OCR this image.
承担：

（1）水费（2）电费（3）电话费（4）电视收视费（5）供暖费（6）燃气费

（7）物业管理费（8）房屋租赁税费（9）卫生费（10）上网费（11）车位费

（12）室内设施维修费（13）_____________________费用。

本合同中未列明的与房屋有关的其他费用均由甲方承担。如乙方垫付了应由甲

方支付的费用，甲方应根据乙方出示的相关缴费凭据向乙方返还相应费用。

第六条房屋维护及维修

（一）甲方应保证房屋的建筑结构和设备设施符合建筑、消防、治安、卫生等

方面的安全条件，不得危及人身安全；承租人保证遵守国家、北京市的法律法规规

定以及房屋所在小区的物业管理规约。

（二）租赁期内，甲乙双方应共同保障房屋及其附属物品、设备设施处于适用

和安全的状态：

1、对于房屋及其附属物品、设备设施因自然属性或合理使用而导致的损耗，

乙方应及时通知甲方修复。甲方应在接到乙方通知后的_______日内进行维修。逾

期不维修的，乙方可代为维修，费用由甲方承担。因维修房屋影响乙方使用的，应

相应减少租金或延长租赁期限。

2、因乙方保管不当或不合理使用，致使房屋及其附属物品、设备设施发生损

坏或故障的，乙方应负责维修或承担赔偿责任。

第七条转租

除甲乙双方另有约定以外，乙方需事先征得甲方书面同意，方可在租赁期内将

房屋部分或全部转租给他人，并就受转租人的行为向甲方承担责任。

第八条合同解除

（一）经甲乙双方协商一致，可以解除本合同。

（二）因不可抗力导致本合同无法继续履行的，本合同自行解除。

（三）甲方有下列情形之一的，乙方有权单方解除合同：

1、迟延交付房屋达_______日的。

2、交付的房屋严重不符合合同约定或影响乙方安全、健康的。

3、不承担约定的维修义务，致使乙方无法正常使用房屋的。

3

Stated task: Repeat the data precisely, line by line.

Output:
OCR this image.
承担：

（1）水费（2）电费（3）电话费（4）电视收视费（5）供暖费（6）燃气费

（7）物业管理费（8）房屋租赁税费（9）卫生费（10）上网费（11）车位费

（12）室内设施维修费（13）_____________________费用。

本合同中未列明的与房屋有关的其他费用均由甲方承担。如乙方垫付了应由甲

方支付的费用，甲方应根据乙方出示的相关缴费凭据向乙方返还相应费用。

第六条房屋维护及维修

（一）甲方应保证房屋的建筑结构和设备设施符合建筑、消防、治安、卫生等

方面的安全条件，不得危及人身安全；承租人保证遵守国家、北京市的法律法规规

定以及房屋所在小区的物业管理规约。

（二）租赁期内，甲乙双方应共同保障房屋及其附属物品、设备设施处于适用

和安全的状态：

1、对于房屋及其附属物品、设备设施因自然属性或合理使用而导致的损耗，

乙方应及时通知甲方修复。甲方应在接到乙方通知后的_______日内进行维修。逾

期不维修的，乙方可代为维修，费用由甲方承担。因维修房屋影响乙方使用的，应

相应减少租金或延长租赁期限。

2、因乙方保管不当或不合理使用，致使房屋及其附属物品、设备设施发生损

坏或故障的，乙方应负责维修或承担赔偿责任。

第七条转租

除甲乙双方另有约定以外，乙方需事先征得甲方书面同意，方可在租赁期内将

房屋部分或全部转租给他人，并就受转租人的行为向甲方承担责任。

第八条合同解除

（一）经甲乙双方协商一致，可以解除本合同。

（二）因不可抗力导致本合同无法继续履行的，本合同自行解除。

（三）甲方有下列情形之一的，乙方有权单方解除合同：

1、迟延交付房屋达_______日的。

2、交付的房屋严重不符合合同约定或影响乙方安全、健康的。

3、不承担约定的维修义务，致使乙方无法正常使用房屋的。

3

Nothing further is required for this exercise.